(Stored dataset items)
--*--
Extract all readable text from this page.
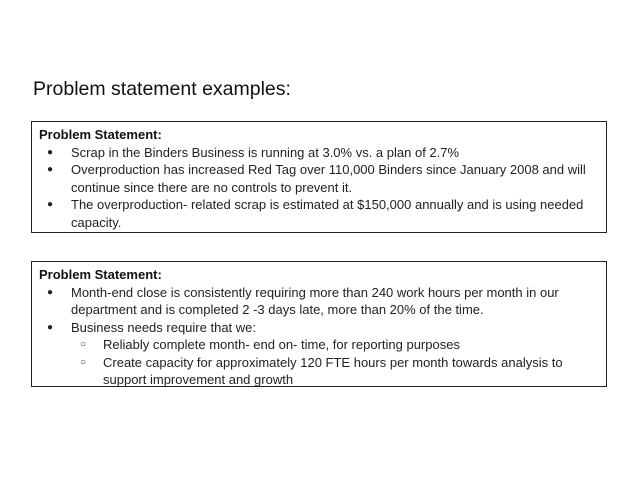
Problem statement examples:
Problem Statement:
● Scrap in the Binders Business is running at 3.0% vs. a plan of 2.7%
● Overproduction has increased Red Tag over 110,000 Binders since January 2008 and will continue since there are no controls to prevent it.
● The overproduction- related scrap is estimated at $150,000 annually and is using needed capacity.
Problem Statement:
● Month-end close is consistently requiring more than 240 work hours per month in our department and is completed 2 -3 days late, more than 20% of the time.
● Business needs require that we:
○ Reliably complete month- end on- time, for reporting purposes
○ Create capacity for approximately 120 FTE hours per month towards analysis to support improvement and growth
--*--
- _Goal of the exercise_:
Take the entries shown above and quote them verbatim, passing over the pictures.

- _Output_:
Extract all readable text from this page.
Problem statement examples:
Problem Statement:
● Scrap in the Binders Business is running at 3.0% vs. a plan of 2.7%
● Overproduction has increased Red Tag over 110,000 Binders since January 2008 and will continue since there are no controls to prevent it.
● The overproduction- related scrap is estimated at $150,000 annually and is using needed capacity.
Problem Statement:
● Month-end close is consistently requiring more than 240 work hours per month in our department and is completed 2 -3 days late, more than 20% of the time.
● Business needs require that we:
○ Reliably complete month- end on- time, for reporting purposes
○ Create capacity for approximately 120 FTE hours per month towards analysis to support improvement and growth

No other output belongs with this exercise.